[WHAT TO DO]: From the entries below, copy every line holding the word "stavidlo".

Stored records:
-- Start --
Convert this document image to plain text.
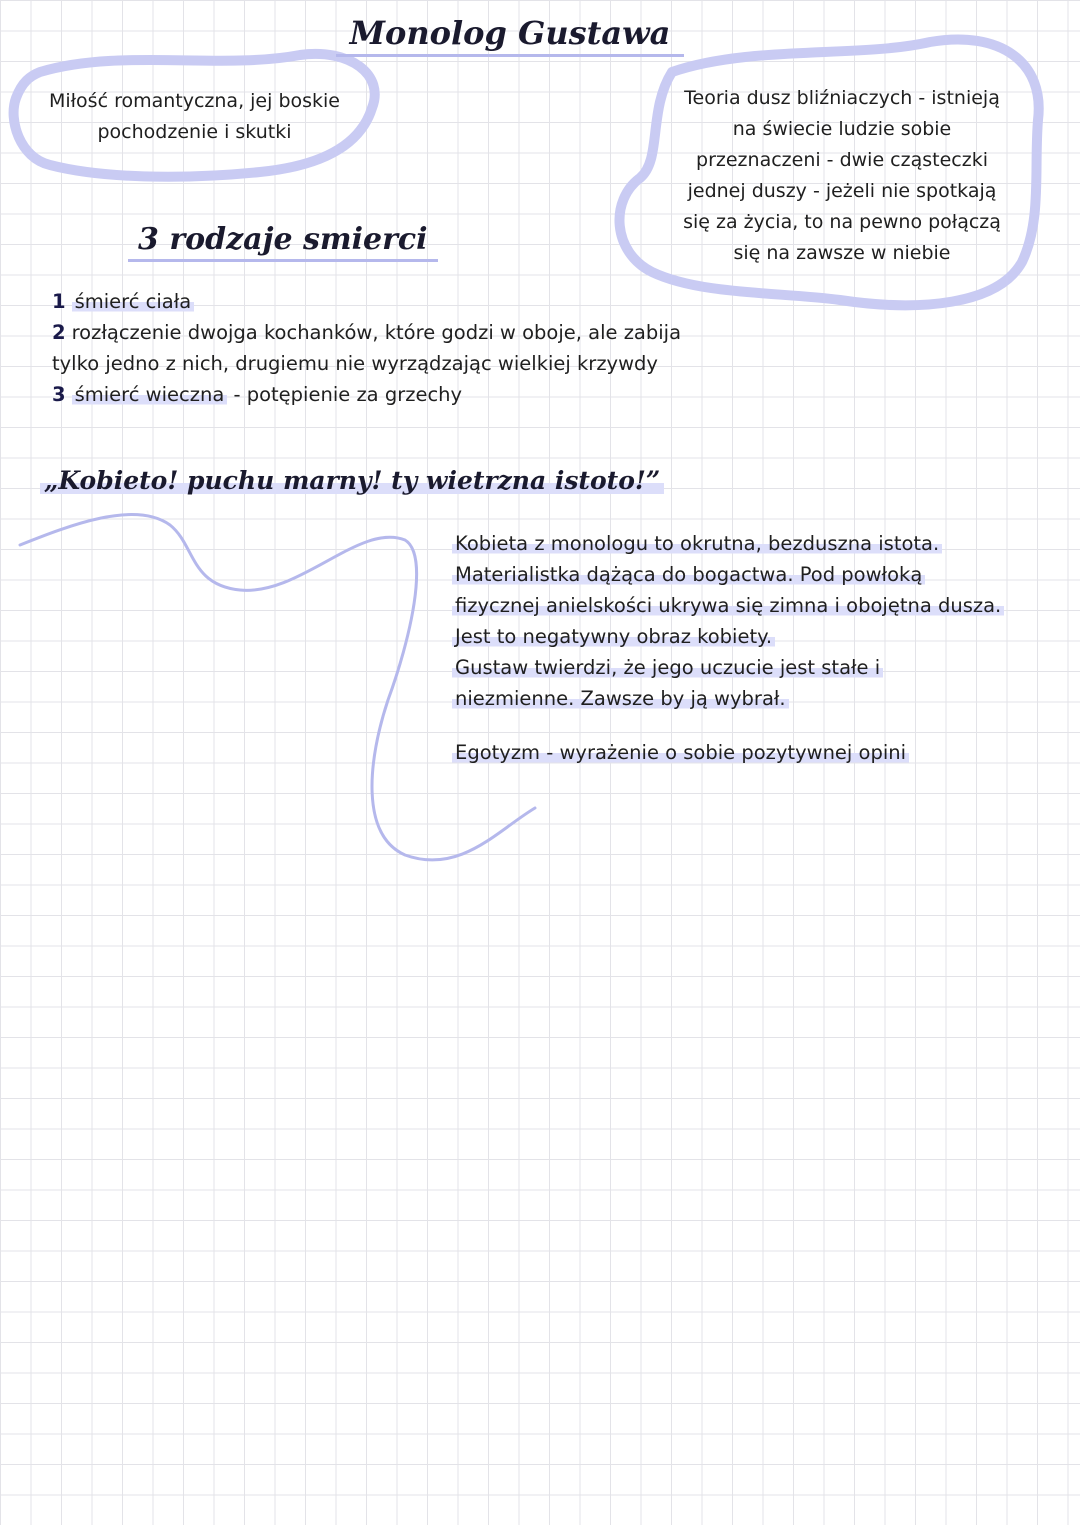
Monolog Gustawa
Miłość romantyczna, jej boskie
pochodzenie i skutki
Teoria dusz bliźniaczych - istnieją
na świecie ludzie sobie
przeznaczeni - dwie cząsteczki
jednej duszy - jeżeli nie spotkają
się za życia, to na pewno połączą
się na zawsze w niebie
3 rodzaje smierci
1 śmierć ciała
2 rozłączenie dwojga kochanków, które godzi w oboje, ale zabija
tylko jedno z nich, drugiemu nie wyrządzając wielkiej krzywdy
3 śmierć wieczna - potępienie za grzechy
„Kobieto! puchu marny! ty wietrzna istoto!”
Kobieta z monologu to okrutna, bezduszna istota.
Materialistka dążąca do bogactwa. Pod powłoką
fizycznej anielskości ukrywa się zimna i obojętna dusza.
Jest to negatywny obraz kobiety.
Gustaw twierdzi, że jego uczucie jest stałe i
niezmienne. Zawsze by ją wybrał.
Egotyzm - wyrażenie o sobie pozytywnej opini
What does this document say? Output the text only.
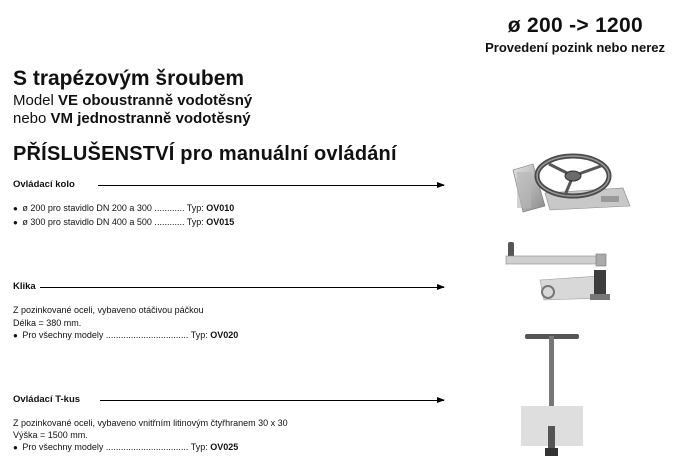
ø 200 -> 1200
Provedení pozink nebo nerez
S trapézovým šroubem
Model VE oboustranně vodotěsný
nebo VM jednostranně vodotěsný
PŘÍSLUŠENSTVÍ pro manuální ovládání
Ovládací kolo
● ø 200 pro stavidlo DN 200 a 300 ............ Typ: OV010
● ø 300 pro stavidlo DN 400 a 500 ............ Typ: OV015
Klika
Z pozinkované oceli, vybaveno otáčivou páčkou
Délka = 380 mm.
● Pro všechny modely ................................. Typ: OV020
Ovládací T-kus
Z pozinkované oceli, vybaveno vnitřním litinovým čtyřhranem 30 x 30
Výška = 1500 mm.
● Pro všechny modely ................................. Typ: OV025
-- End --
[FULL RESPONSE]:
● ø 200 pro stavidlo DN 200 a 300 ............ Typ: OV010
● ø 300 pro stavidlo DN 400 a 500 ............ Typ: OV015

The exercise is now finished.